AUFGABENSTELLUNG: Gib aus dem Text über eine für alle Menschen offene Kirche den Abschnitt wortgetreu wieder, der bei „Bei alle dem“ beginnt und bei „allen Seiten finden.“ endet.

AUFGABENTEXT:
2. Offen sein - für alle Menschen Gert Flessing Ja, eine Kirche, die auch für die Menschen weit offen ist. Ich glaube, dass wir das brachen. Die Idee der Forster Pfarrer ist gut. Natürlich gehört dazu, das man selbst auch bereit sein, sich für alle zu öffnen. Das Gespräch mit dem frustrierten Menschen, der AfD wählt, zeigt, wie nötig es ist - auch wenn man jemanden nicht überzeugen kann.
Die Flüchtlingspolitik polarisiert natürlich und - die Ängste der Menschen sind da. Dass sie gerade in der Nähe der polnischen Grenze besonders hoch sind, verstehe ich. Grenzregionen sind immer sensibel. Aber so wenig, wie wir die Migranten verteufeln dürfen, sollten wir sie zu sehr positiv betrachten. Sie sind Menschen und Menschen sind nicht per se gut. Jeder von uns weiß ja, das jemand, der neu in den Ort kommt, egal woher er ist, skeptisch betrachtet wird.
Schon von daher ist das offene Gespräch, das niemanden außen vor lässt, wichtig.
Ich habe es, zu meiner Zeit im Amt, immer wieder geführt. Auch in der Kneipe, wenn es sich anbot. Aber auch wir haben, als eine Flüchtlingsunterkunft in unserem Ort eröffnet wurde, die Kirche für eine große Bürgersprechstunde geöffnet, die sich, in jeder Hinsicht, bezahlt gemacht hat.
Bei alle dem dürfen wir nie vergessen, das wir Kirche sind und nicht Partei. Dann werden wir auch das für diese Arbeit notwendige Vertrauen bei allen Seiten finden.

BEREITGESTELLTES MATERIAL:

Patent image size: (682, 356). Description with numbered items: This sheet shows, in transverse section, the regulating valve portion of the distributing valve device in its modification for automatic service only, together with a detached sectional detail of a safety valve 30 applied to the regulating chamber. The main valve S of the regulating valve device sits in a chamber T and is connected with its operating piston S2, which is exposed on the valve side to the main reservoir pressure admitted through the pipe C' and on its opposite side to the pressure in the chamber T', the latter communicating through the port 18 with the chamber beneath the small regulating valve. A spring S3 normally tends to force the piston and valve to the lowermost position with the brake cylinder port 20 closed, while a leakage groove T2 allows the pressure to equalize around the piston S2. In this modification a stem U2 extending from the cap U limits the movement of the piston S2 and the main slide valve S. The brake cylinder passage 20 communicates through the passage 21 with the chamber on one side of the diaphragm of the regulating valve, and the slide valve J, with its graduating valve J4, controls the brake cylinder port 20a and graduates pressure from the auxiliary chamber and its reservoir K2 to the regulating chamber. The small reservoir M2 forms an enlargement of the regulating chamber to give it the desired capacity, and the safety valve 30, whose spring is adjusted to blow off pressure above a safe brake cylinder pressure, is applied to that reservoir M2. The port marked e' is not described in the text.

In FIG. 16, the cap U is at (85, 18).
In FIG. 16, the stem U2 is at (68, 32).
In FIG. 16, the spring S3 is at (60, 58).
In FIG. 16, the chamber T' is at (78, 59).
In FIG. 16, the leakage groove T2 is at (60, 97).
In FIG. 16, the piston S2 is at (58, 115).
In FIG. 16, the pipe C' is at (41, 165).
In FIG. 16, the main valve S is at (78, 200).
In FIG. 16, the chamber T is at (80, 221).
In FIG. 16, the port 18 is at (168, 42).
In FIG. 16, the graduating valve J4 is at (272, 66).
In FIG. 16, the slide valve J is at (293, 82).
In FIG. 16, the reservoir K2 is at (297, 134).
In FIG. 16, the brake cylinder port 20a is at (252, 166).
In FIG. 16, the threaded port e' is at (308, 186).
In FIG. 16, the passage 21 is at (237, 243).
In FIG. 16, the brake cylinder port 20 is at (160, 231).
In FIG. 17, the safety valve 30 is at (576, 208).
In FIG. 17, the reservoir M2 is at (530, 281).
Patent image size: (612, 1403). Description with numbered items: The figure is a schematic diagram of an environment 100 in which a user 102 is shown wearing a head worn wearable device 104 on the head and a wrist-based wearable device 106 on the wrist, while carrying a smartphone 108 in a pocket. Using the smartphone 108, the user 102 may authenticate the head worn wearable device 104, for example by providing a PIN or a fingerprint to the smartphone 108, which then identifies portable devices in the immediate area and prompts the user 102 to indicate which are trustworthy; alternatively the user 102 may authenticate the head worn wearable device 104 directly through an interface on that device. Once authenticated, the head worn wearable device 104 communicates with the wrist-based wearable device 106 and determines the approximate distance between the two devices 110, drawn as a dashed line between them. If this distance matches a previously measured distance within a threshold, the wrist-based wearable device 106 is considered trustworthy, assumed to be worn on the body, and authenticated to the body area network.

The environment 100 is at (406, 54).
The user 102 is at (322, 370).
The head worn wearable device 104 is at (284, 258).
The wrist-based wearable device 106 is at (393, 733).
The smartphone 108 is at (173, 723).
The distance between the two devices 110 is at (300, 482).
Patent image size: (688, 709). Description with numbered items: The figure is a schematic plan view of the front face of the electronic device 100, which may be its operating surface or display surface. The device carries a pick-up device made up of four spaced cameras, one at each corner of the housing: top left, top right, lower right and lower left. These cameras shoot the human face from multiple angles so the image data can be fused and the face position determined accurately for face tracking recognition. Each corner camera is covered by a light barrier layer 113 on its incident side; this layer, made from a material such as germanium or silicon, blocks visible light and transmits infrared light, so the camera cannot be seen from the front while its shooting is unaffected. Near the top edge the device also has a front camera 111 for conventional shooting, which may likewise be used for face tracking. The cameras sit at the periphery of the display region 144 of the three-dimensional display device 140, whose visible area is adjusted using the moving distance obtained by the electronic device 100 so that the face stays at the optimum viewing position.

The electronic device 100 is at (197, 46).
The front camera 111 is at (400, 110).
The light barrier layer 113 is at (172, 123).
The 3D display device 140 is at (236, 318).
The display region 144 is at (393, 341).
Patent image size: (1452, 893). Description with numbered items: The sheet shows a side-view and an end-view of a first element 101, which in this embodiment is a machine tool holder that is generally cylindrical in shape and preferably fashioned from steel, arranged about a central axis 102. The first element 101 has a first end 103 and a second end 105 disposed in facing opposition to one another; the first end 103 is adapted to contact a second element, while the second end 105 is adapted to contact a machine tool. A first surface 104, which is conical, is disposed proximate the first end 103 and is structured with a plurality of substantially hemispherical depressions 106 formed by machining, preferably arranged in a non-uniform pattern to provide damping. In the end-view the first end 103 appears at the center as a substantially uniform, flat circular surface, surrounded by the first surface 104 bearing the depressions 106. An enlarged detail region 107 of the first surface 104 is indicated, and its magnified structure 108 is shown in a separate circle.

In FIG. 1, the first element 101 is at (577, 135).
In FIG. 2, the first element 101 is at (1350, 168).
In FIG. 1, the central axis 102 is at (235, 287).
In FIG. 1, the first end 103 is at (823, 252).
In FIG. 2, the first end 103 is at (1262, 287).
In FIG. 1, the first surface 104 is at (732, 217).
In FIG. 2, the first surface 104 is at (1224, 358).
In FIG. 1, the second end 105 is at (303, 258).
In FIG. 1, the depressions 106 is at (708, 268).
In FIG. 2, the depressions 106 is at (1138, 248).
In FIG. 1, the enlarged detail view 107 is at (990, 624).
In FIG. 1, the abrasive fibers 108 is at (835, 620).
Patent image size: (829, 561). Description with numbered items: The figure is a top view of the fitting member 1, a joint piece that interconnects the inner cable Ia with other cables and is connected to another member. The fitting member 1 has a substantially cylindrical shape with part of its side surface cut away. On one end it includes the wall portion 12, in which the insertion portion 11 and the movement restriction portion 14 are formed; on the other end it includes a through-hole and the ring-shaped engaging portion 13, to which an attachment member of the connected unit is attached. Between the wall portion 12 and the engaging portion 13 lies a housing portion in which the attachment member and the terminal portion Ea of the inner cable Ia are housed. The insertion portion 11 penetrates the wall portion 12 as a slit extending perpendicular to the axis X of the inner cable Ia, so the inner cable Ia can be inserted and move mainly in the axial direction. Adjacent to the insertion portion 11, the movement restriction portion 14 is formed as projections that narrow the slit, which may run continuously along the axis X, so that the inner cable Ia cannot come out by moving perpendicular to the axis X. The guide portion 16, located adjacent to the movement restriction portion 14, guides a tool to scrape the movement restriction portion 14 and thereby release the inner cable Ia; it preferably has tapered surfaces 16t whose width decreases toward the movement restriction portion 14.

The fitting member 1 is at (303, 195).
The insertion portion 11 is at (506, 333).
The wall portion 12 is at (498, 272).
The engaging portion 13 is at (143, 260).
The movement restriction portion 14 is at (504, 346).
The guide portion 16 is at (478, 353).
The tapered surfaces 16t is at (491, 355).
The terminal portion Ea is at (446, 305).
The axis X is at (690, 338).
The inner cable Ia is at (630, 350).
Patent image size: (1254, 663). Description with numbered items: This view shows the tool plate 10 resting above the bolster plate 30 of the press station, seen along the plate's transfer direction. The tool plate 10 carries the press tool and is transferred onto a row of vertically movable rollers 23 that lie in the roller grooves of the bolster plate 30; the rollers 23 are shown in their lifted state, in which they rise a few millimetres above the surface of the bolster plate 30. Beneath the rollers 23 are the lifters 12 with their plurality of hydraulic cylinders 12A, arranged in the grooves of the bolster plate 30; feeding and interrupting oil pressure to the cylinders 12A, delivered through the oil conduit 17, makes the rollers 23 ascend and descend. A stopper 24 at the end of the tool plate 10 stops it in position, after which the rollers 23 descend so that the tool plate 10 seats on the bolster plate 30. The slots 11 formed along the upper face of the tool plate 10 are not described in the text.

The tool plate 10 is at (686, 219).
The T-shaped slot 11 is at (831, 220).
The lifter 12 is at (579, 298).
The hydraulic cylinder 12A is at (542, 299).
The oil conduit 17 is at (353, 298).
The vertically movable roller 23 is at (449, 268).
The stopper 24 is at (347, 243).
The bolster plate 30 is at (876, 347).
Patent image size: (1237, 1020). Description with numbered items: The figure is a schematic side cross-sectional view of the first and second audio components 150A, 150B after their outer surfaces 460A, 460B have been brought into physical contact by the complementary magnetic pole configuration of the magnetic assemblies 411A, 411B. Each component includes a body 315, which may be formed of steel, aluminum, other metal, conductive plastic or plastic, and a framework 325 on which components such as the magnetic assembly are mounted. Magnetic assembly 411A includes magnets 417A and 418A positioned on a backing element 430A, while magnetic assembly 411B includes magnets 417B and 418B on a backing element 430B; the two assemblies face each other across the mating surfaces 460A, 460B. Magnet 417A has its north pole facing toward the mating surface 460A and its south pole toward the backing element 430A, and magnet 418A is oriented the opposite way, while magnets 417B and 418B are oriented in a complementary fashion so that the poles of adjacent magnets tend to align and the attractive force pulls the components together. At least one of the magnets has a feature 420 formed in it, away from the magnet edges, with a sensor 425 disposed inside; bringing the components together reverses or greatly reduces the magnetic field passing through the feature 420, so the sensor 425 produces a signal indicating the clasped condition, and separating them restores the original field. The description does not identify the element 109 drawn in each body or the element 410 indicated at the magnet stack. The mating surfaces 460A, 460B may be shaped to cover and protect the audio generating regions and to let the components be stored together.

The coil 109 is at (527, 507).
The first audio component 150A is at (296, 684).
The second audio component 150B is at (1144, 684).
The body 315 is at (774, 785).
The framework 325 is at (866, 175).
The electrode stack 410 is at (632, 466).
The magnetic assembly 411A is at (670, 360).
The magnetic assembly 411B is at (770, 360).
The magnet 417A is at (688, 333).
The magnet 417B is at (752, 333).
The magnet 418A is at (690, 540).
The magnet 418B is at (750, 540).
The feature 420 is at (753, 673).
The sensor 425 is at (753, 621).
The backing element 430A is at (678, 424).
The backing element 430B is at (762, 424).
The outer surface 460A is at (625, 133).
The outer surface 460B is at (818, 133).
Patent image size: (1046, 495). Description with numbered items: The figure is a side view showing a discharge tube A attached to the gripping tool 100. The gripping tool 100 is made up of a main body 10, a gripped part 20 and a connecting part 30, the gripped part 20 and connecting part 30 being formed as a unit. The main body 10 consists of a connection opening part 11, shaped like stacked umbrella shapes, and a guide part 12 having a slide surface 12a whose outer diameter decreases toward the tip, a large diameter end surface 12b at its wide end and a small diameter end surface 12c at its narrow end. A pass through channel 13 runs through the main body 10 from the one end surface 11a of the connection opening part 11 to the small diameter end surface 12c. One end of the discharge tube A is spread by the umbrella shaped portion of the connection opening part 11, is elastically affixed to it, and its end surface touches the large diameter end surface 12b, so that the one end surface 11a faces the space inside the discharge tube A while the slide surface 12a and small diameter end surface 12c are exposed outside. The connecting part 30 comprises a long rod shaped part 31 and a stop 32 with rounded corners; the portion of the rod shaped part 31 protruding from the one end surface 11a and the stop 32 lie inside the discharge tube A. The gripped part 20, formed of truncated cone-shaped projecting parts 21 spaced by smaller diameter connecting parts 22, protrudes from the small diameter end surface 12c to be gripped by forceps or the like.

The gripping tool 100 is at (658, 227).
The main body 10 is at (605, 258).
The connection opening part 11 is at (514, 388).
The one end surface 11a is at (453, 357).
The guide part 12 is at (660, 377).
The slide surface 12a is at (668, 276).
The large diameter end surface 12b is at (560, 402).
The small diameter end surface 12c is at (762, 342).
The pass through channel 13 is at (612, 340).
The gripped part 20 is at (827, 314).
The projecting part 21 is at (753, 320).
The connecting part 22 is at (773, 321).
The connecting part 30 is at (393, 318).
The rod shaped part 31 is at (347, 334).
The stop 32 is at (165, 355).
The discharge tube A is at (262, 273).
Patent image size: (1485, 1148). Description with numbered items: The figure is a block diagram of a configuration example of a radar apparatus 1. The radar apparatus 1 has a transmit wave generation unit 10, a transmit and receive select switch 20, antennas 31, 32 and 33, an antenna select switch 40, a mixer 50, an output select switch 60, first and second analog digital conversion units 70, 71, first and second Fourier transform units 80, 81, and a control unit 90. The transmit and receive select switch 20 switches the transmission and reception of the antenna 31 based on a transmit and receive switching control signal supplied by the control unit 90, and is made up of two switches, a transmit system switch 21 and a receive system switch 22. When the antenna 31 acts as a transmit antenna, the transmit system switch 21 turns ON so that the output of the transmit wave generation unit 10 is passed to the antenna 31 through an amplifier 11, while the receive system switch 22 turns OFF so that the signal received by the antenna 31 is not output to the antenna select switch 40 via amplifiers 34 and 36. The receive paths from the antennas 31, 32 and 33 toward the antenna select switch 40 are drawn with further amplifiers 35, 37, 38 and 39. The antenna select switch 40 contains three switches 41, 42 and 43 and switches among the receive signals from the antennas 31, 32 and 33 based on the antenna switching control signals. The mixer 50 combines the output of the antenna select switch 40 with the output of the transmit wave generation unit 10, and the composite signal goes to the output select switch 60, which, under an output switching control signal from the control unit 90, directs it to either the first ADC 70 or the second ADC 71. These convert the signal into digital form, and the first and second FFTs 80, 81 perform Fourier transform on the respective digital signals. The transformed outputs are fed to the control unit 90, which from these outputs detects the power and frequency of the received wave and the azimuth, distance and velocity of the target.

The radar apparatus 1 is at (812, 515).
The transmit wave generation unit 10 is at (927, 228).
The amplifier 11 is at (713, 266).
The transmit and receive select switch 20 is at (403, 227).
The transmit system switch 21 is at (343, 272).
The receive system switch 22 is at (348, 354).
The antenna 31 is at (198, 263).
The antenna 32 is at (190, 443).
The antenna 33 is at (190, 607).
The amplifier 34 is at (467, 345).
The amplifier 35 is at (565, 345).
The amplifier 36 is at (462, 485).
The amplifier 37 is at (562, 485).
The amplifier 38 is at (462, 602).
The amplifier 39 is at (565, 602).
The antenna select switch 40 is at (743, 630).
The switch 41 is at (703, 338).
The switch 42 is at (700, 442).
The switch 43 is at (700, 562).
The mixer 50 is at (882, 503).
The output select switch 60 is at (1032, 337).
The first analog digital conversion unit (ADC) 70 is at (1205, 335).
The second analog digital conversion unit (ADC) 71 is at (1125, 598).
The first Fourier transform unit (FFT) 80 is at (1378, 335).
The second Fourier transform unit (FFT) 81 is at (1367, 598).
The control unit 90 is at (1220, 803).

LÖSUNG:
Bei alle dem dürfen wir nie vergessen, das wir Kirche sind und nicht Partei. Dann werden wir auch das für diese Arbeit notwendige Vertrauen bei allen Seiten finden.